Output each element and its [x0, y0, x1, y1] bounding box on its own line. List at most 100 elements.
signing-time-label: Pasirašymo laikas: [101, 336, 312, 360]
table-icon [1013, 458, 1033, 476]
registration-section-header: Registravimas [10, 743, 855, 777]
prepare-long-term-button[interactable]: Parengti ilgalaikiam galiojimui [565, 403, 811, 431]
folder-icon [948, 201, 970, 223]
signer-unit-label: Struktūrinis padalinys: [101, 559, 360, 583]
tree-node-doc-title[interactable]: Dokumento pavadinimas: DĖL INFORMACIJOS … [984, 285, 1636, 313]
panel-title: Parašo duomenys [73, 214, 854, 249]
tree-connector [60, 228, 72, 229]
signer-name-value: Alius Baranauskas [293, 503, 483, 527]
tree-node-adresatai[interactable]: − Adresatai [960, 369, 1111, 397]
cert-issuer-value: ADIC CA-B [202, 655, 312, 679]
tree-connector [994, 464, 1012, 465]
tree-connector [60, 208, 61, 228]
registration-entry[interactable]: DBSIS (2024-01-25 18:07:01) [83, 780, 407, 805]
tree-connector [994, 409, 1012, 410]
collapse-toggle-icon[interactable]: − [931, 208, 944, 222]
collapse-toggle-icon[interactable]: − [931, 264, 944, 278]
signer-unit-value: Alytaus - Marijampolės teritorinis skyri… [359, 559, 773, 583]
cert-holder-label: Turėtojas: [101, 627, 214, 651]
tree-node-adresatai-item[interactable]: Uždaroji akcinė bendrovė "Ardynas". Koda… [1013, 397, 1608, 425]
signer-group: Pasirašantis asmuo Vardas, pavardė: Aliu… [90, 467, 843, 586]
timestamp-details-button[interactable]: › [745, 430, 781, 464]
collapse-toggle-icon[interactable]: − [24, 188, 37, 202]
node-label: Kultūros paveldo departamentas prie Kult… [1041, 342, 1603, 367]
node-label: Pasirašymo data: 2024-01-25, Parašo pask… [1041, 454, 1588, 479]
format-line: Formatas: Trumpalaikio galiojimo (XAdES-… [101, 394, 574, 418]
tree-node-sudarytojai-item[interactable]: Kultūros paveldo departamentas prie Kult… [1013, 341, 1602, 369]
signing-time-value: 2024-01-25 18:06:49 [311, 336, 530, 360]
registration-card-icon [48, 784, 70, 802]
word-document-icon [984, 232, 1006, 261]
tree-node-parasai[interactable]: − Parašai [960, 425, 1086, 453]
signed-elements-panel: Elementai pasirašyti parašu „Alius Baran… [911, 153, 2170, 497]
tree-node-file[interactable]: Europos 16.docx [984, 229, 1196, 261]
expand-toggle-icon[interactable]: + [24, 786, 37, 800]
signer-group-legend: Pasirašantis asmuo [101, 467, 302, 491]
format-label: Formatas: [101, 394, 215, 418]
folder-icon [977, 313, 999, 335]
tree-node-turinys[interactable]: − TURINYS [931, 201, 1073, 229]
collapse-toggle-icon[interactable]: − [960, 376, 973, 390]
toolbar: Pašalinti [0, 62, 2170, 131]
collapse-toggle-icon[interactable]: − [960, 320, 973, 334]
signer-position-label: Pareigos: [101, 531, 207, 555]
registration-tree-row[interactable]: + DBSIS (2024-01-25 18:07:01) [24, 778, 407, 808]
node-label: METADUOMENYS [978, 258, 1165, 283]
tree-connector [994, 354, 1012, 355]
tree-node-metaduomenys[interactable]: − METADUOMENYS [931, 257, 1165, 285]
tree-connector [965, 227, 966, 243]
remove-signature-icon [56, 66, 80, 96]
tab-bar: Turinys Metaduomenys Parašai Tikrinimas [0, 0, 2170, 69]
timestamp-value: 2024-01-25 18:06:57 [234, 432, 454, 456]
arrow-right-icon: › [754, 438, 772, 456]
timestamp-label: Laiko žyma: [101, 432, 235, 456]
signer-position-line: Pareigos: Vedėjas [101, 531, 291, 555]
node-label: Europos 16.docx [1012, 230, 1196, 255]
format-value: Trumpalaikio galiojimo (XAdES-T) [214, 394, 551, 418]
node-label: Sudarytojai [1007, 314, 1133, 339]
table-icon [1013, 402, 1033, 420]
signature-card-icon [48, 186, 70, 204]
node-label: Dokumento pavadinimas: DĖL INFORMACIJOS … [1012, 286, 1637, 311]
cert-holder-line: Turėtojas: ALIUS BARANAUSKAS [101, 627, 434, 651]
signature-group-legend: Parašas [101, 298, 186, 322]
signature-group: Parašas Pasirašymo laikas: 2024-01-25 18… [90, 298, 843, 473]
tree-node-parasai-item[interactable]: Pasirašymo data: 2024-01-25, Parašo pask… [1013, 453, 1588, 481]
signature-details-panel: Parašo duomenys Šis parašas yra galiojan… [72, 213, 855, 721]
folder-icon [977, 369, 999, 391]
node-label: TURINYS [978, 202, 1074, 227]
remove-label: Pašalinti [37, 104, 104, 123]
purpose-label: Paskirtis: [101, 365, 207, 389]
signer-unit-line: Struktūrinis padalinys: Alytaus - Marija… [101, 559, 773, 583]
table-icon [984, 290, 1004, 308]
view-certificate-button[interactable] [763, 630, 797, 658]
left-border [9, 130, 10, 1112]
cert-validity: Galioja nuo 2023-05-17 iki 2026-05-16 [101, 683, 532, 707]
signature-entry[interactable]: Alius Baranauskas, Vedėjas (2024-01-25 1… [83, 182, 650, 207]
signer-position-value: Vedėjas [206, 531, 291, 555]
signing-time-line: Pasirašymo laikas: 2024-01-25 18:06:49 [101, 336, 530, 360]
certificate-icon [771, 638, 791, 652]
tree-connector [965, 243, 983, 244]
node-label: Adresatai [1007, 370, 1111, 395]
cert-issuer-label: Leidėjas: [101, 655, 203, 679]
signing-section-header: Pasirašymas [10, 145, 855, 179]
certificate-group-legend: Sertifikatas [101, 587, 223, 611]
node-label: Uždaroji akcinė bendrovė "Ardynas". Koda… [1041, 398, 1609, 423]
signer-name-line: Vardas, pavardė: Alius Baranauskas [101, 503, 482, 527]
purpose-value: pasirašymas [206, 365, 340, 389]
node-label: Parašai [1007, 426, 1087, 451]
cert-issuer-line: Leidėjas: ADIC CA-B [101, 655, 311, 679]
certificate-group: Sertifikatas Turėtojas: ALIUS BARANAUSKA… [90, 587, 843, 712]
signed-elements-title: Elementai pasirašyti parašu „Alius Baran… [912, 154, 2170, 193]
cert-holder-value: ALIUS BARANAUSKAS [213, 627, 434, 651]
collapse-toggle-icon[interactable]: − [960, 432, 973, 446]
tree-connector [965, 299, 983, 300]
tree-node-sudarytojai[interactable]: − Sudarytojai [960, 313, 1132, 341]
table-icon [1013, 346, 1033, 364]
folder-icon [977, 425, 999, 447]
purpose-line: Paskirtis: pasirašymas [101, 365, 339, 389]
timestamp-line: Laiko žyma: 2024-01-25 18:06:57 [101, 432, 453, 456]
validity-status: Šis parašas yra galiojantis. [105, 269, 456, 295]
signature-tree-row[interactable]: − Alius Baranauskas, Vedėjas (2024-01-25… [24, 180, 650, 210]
********************
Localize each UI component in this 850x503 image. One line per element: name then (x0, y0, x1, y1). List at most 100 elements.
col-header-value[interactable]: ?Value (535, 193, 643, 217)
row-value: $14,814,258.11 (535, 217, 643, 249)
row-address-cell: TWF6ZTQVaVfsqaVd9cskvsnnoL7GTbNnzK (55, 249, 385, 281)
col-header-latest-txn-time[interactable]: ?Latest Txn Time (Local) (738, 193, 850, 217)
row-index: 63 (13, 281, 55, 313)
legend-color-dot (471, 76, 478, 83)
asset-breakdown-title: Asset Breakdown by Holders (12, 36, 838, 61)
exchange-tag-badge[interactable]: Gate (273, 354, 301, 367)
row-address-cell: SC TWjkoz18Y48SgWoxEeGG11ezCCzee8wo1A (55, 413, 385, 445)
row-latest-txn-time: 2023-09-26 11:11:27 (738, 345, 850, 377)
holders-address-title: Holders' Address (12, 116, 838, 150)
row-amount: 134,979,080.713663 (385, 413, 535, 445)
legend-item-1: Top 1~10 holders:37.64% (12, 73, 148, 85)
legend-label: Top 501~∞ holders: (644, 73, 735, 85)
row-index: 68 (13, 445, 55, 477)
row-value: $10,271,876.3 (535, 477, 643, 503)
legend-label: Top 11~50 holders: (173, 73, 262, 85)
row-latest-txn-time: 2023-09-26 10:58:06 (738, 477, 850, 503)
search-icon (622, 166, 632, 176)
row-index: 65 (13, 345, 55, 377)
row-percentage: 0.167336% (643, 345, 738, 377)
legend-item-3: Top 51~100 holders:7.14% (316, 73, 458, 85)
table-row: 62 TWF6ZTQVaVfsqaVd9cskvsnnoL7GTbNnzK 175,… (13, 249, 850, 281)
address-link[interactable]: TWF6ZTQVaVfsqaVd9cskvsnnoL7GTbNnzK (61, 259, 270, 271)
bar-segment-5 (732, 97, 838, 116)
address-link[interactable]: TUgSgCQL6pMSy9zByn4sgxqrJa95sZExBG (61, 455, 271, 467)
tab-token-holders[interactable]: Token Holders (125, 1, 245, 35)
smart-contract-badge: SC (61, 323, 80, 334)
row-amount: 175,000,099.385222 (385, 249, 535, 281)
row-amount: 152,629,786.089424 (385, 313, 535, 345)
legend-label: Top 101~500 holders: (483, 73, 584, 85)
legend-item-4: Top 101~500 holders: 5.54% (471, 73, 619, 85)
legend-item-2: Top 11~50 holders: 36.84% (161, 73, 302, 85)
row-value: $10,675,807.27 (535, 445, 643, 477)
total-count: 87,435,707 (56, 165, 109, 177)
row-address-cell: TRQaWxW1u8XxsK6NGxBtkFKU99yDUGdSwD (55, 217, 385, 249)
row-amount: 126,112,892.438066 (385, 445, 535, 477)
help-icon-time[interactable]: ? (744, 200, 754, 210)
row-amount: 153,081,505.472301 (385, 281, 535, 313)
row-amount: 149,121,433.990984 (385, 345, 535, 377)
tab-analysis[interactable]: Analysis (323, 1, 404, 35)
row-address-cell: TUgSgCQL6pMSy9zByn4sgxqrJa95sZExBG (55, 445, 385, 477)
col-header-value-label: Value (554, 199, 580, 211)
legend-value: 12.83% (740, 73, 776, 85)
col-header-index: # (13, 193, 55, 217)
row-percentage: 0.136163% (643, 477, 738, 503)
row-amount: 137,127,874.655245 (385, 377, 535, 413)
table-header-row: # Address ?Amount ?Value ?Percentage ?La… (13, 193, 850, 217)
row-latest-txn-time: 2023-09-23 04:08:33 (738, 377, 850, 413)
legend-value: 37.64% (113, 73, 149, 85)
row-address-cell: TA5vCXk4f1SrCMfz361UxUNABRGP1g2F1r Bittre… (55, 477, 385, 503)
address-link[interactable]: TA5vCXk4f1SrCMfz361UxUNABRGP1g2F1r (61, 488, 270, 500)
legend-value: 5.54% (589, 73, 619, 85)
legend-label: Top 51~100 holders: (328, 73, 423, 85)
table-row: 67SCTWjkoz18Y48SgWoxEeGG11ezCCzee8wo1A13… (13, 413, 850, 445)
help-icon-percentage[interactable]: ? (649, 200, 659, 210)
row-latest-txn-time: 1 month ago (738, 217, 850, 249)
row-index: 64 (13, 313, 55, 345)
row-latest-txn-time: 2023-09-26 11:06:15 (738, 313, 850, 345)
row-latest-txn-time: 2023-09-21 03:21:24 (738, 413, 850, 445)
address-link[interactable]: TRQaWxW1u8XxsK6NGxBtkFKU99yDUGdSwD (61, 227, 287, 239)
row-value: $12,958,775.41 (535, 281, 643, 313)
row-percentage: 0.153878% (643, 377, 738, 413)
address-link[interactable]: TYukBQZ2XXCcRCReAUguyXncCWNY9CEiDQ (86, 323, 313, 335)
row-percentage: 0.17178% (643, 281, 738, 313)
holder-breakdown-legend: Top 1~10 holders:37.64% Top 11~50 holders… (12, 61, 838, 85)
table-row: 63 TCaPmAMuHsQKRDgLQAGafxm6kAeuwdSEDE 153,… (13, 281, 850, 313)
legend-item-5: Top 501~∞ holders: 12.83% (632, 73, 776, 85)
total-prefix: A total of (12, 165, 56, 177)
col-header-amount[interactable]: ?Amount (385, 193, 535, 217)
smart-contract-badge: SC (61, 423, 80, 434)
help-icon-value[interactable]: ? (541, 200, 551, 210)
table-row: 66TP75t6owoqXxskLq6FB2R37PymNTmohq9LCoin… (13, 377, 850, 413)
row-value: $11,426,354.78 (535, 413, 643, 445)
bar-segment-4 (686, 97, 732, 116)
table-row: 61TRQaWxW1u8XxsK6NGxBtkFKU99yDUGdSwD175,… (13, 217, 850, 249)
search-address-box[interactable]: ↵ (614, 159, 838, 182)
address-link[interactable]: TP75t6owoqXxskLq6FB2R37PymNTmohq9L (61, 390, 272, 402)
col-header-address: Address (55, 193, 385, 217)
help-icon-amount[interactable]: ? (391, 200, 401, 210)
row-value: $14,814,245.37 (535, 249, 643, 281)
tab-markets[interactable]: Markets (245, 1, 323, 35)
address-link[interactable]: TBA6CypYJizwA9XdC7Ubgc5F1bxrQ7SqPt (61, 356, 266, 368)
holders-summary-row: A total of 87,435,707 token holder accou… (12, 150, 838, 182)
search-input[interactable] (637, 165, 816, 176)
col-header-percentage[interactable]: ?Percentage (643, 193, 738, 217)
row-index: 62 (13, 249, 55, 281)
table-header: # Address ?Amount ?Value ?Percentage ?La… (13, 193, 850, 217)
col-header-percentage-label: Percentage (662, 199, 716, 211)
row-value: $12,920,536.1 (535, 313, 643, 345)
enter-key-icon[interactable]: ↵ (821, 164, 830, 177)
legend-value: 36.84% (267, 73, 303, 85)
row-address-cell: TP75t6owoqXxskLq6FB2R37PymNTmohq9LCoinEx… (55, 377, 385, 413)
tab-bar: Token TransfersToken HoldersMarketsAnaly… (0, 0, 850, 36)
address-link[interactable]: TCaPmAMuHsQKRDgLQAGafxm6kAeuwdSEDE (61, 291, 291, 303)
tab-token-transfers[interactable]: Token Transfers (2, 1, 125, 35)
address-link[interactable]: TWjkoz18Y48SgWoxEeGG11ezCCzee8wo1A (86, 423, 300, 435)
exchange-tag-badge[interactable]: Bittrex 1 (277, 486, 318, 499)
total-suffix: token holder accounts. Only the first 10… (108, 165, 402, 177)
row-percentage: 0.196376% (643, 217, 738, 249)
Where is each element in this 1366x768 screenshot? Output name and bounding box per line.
********************
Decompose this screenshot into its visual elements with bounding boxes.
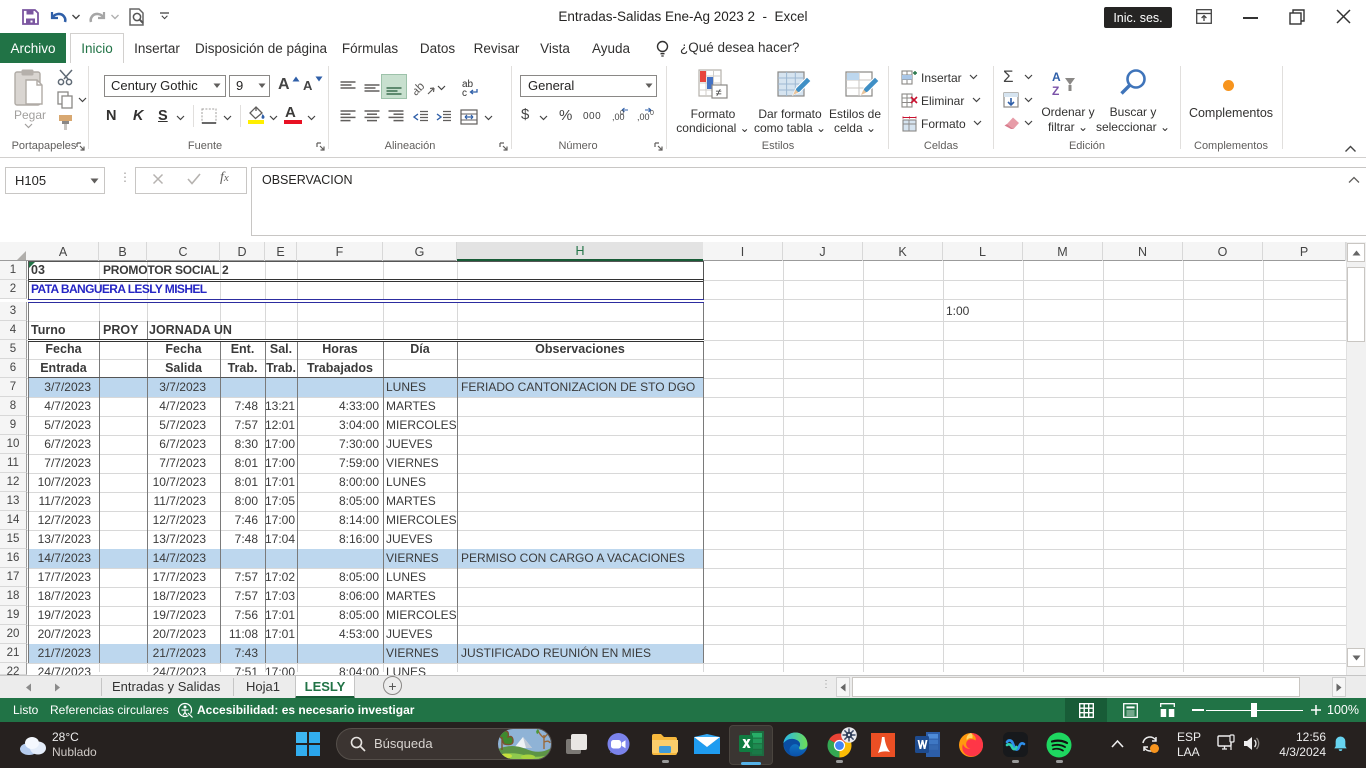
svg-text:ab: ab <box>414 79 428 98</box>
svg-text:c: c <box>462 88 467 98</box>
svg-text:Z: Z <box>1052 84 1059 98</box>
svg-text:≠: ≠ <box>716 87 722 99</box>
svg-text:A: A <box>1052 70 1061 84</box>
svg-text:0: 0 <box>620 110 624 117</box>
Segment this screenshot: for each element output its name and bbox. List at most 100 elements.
********************
• [Task directions]: Convert the rows starting at the line containing "Output each element" and ending at the line containing "prepare-long-term-button[interactable]: Parengti ilgalaikiam" into a JSON list of strings, with one string per line and blank lines omitted.

• [Written answer]:
[
  "Output each element and its [x0, y0, x1, y1] bounding box on its own line. List at most 100 elements.",
  "signing-time-label: Pasirašymo laikas: [101, 336, 312, 360]",
  "table-icon [1013, 458, 1033, 476]",
  "registration-section-header: Registravimas [10, 743, 855, 777]",
  "prepare-long-term-button[interactable]: Parengti ilgalaikiam galiojimui [565, 403, 811, 431]"
]